Data entries:
■ ■ ■ ■ ■

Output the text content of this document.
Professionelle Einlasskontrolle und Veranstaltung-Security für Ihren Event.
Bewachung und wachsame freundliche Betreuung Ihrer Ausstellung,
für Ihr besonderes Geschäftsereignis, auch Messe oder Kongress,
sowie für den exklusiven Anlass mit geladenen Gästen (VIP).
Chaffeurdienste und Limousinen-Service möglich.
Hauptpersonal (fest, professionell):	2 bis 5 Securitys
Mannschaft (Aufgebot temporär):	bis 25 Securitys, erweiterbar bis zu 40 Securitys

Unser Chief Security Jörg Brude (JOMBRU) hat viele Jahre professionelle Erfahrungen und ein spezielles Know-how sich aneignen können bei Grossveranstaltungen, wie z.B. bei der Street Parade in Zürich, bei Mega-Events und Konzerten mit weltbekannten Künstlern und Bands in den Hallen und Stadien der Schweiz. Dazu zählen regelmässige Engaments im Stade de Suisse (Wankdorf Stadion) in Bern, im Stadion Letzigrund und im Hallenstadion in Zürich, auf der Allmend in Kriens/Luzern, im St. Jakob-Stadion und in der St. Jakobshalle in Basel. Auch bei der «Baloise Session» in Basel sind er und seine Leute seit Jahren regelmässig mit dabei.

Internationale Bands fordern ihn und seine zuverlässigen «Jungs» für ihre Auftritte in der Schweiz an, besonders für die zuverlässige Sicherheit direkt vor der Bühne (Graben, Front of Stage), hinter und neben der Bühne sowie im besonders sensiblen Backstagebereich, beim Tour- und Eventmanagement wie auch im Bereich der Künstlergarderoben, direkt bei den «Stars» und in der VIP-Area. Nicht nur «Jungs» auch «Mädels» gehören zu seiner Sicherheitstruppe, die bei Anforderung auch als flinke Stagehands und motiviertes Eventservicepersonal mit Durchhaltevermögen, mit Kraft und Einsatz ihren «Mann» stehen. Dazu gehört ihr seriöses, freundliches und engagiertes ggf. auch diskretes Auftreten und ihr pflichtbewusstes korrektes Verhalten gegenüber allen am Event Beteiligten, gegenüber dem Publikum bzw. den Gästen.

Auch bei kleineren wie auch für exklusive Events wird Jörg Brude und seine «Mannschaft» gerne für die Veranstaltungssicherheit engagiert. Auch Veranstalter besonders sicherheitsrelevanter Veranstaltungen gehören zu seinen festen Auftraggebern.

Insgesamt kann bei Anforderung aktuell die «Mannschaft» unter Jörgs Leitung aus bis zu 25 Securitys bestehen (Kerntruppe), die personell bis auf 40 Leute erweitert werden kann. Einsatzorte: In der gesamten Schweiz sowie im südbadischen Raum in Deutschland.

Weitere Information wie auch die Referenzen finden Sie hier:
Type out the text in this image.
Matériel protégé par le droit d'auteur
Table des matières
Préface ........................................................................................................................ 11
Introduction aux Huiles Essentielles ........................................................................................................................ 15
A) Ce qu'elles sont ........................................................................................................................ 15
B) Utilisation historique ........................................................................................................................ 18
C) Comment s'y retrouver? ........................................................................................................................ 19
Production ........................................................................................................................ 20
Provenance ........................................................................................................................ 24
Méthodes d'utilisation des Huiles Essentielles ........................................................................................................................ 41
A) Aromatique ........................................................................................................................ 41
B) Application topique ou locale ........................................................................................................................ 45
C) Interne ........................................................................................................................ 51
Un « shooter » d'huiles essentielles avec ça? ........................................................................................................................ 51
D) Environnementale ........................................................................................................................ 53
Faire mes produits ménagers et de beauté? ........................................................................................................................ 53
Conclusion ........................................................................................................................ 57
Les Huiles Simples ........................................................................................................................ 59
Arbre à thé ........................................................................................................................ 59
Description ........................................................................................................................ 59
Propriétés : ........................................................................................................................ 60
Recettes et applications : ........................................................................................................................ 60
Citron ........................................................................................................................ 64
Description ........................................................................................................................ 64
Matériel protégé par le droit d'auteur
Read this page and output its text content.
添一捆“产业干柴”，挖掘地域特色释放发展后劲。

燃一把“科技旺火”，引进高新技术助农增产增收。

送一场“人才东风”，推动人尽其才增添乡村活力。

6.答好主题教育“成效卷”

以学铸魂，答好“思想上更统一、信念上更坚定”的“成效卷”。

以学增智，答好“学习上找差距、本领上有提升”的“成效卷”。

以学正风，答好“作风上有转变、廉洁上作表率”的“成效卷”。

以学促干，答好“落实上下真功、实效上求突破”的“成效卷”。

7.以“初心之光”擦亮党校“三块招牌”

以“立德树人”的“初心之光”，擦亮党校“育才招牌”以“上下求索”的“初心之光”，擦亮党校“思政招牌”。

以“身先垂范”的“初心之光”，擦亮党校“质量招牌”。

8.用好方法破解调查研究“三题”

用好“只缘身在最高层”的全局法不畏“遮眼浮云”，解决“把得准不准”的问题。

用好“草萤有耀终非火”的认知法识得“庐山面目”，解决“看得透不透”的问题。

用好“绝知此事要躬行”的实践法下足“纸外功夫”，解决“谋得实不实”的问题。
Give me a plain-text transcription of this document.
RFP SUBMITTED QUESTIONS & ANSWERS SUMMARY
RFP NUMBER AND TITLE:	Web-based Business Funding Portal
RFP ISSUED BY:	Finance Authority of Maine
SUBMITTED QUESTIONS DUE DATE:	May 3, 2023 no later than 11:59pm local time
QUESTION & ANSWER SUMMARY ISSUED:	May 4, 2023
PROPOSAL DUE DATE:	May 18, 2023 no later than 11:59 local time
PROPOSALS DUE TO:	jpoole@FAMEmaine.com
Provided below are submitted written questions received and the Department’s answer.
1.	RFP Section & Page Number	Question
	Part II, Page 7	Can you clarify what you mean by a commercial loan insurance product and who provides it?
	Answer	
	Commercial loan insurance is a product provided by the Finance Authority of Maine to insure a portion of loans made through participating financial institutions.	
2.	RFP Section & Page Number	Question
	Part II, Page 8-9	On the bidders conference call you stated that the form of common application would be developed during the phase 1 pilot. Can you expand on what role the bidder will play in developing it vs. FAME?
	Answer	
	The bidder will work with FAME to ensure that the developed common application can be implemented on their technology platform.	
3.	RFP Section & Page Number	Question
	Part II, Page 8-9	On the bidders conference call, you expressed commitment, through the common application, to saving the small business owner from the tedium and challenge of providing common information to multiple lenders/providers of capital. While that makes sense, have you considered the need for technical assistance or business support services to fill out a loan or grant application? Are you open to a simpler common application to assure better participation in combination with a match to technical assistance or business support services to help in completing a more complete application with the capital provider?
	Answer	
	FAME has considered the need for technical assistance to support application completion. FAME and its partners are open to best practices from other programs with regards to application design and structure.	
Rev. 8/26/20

■ ■ ■ ■ ■

Extract the complete set of records unchanged.

### The solution:
Output the text content of this document.
Professionelle Einlasskontrolle und Veranstaltung-Security für Ihren Event.
Bewachung und wachsame freundliche Betreuung Ihrer Ausstellung,
für Ihr besonderes Geschäftsereignis, auch Messe oder Kongress,
sowie für den exklusiven Anlass mit geladenen Gästen (VIP).
Chaffeurdienste und Limousinen-Service möglich.
Hauptpersonal (fest, professionell):	2 bis 5 Securitys
Mannschaft (Aufgebot temporär):	bis 25 Securitys, erweiterbar bis zu 40 Securitys

Unser Chief Security Jörg Brude (JOMBRU) hat viele Jahre professionelle Erfahrungen und ein spezielles Know-how sich aneignen können bei Grossveranstaltungen, wie z.B. bei der Street Parade in Zürich, bei Mega-Events und Konzerten mit weltbekannten Künstlern und Bands in den Hallen und Stadien der Schweiz. Dazu zählen regelmässige Engaments im Stade de Suisse (Wankdorf Stadion) in Bern, im Stadion Letzigrund und im Hallenstadion in Zürich, auf der Allmend in Kriens/Luzern, im St. Jakob-Stadion und in der St. Jakobshalle in Basel. Auch bei der «Baloise Session» in Basel sind er und seine Leute seit Jahren regelmässig mit dabei.

Internationale Bands fordern ihn und seine zuverlässigen «Jungs» für ihre Auftritte in der Schweiz an, besonders für die zuverlässige Sicherheit direkt vor der Bühne (Graben, Front of Stage), hinter und neben der Bühne sowie im besonders sensiblen Backstagebereich, beim Tour- und Eventmanagement wie auch im Bereich der Künstlergarderoben, direkt bei den «Stars» und in der VIP-Area. Nicht nur «Jungs» auch «Mädels» gehören zu seiner Sicherheitstruppe, die bei Anforderung auch als flinke Stagehands und motiviertes Eventservicepersonal mit Durchhaltevermögen, mit Kraft und Einsatz ihren «Mann» stehen. Dazu gehört ihr seriöses, freundliches und engagiertes ggf. auch diskretes Auftreten und ihr pflichtbewusstes korrektes Verhalten gegenüber allen am Event Beteiligten, gegenüber dem Publikum bzw. den Gästen.

Auch bei kleineren wie auch für exklusive Events wird Jörg Brude und seine «Mannschaft» gerne für die Veranstaltungssicherheit engagiert. Auch Veranstalter besonders sicherheitsrelevanter Veranstaltungen gehören zu seinen festen Auftraggebern.

Insgesamt kann bei Anforderung aktuell die «Mannschaft» unter Jörgs Leitung aus bis zu 25 Securitys bestehen (Kerntruppe), die personell bis auf 40 Leute erweitert werden kann. Einsatzorte: In der gesamten Schweiz sowie im südbadischen Raum in Deutschland.

Weitere Information wie auch die Referenzen finden Sie hier:
Type out the text in this image.
Matériel protégé par le droit d'auteur
Table des matières
Préface ........................................................................................................................ 11
Introduction aux Huiles Essentielles ........................................................................................................................ 15
A) Ce qu'elles sont ........................................................................................................................ 15
B) Utilisation historique ........................................................................................................................ 18
C) Comment s'y retrouver? ........................................................................................................................ 19
Production ........................................................................................................................ 20
Provenance ........................................................................................................................ 24
Méthodes d'utilisation des Huiles Essentielles ........................................................................................................................ 41
A) Aromatique ........................................................................................................................ 41
B) Application topique ou locale ........................................................................................................................ 45
C) Interne ........................................................................................................................ 51
Un « shooter » d'huiles essentielles avec ça? ........................................................................................................................ 51
D) Environnementale ........................................................................................................................ 53
Faire mes produits ménagers et de beauté? ........................................................................................................................ 53
Conclusion ........................................................................................................................ 57
Les Huiles Simples ........................................................................................................................ 59
Arbre à thé ........................................................................................................................ 59
Description ........................................................................................................................ 59
Propriétés : ........................................................................................................................ 60
Recettes et applications : ........................................................................................................................ 60
Citron ........................................................................................................................ 64
Description ........................................................................................................................ 64
Matériel protégé par le droit d'auteur
Read this page and output its text content.
添一捆“产业干柴”，挖掘地域特色释放发展后劲。

燃一把“科技旺火”，引进高新技术助农增产增收。

送一场“人才东风”，推动人尽其才增添乡村活力。

6.答好主题教育“成效卷”

以学铸魂，答好“思想上更统一、信念上更坚定”的“成效卷”。

以学增智，答好“学习上找差距、本领上有提升”的“成效卷”。

以学正风，答好“作风上有转变、廉洁上作表率”的“成效卷”。

以学促干，答好“落实上下真功、实效上求突破”的“成效卷”。

7.以“初心之光”擦亮党校“三块招牌”

以“立德树人”的“初心之光”，擦亮党校“育才招牌”以“上下求索”的“初心之光”，擦亮党校“思政招牌”。

以“身先垂范”的“初心之光”，擦亮党校“质量招牌”。

8.用好方法破解调查研究“三题”

用好“只缘身在最高层”的全局法不畏“遮眼浮云”，解决“把得准不准”的问题。

用好“草萤有耀终非火”的认知法识得“庐山面目”，解决“看得透不透”的问题。

用好“绝知此事要躬行”的实践法下足“纸外功夫”，解决“谋得实不实”的问题。
Give me a plain-text transcription of this document.
RFP SUBMITTED QUESTIONS & ANSWERS SUMMARY
RFP NUMBER AND TITLE:	Web-based Business Funding Portal
RFP ISSUED BY:	Finance Authority of Maine
SUBMITTED QUESTIONS DUE DATE:	May 3, 2023 no later than 11:59pm local time
QUESTION & ANSWER SUMMARY ISSUED:	May 4, 2023
PROPOSAL DUE DATE:	May 18, 2023 no later than 11:59 local time
PROPOSALS DUE TO:	jpoole@FAMEmaine.com
Provided below are submitted written questions received and the Department’s answer.
1.	RFP Section & Page Number	Question
	Part II, Page 7	Can you clarify what you mean by a commercial loan insurance product and who provides it?
	Answer	
	Commercial loan insurance is a product provided by the Finance Authority of Maine to insure a portion of loans made through participating financial institutions.	
2.	RFP Section & Page Number	Question
	Part II, Page 8-9	On the bidders conference call you stated that the form of common application would be developed during the phase 1 pilot. Can you expand on what role the bidder will play in developing it vs. FAME?
	Answer	
	The bidder will work with FAME to ensure that the developed common application can be implemented on their technology platform.	
3.	RFP Section & Page Number	Question
	Part II, Page 8-9	On the bidders conference call, you expressed commitment, through the common application, to saving the small business owner from the tedium and challenge of providing common information to multiple lenders/providers of capital. While that makes sense, have you considered the need for technical assistance or business support services to fill out a loan or grant application? Are you open to a simpler common application to assure better participation in combination with a match to technical assistance or business support services to help in completing a more complete application with the capital provider?
	Answer	
	FAME has considered the need for technical assistance to support application completion. FAME and its partners are open to best practices from other programs with regards to application design and structure.	
Rev. 8/26/20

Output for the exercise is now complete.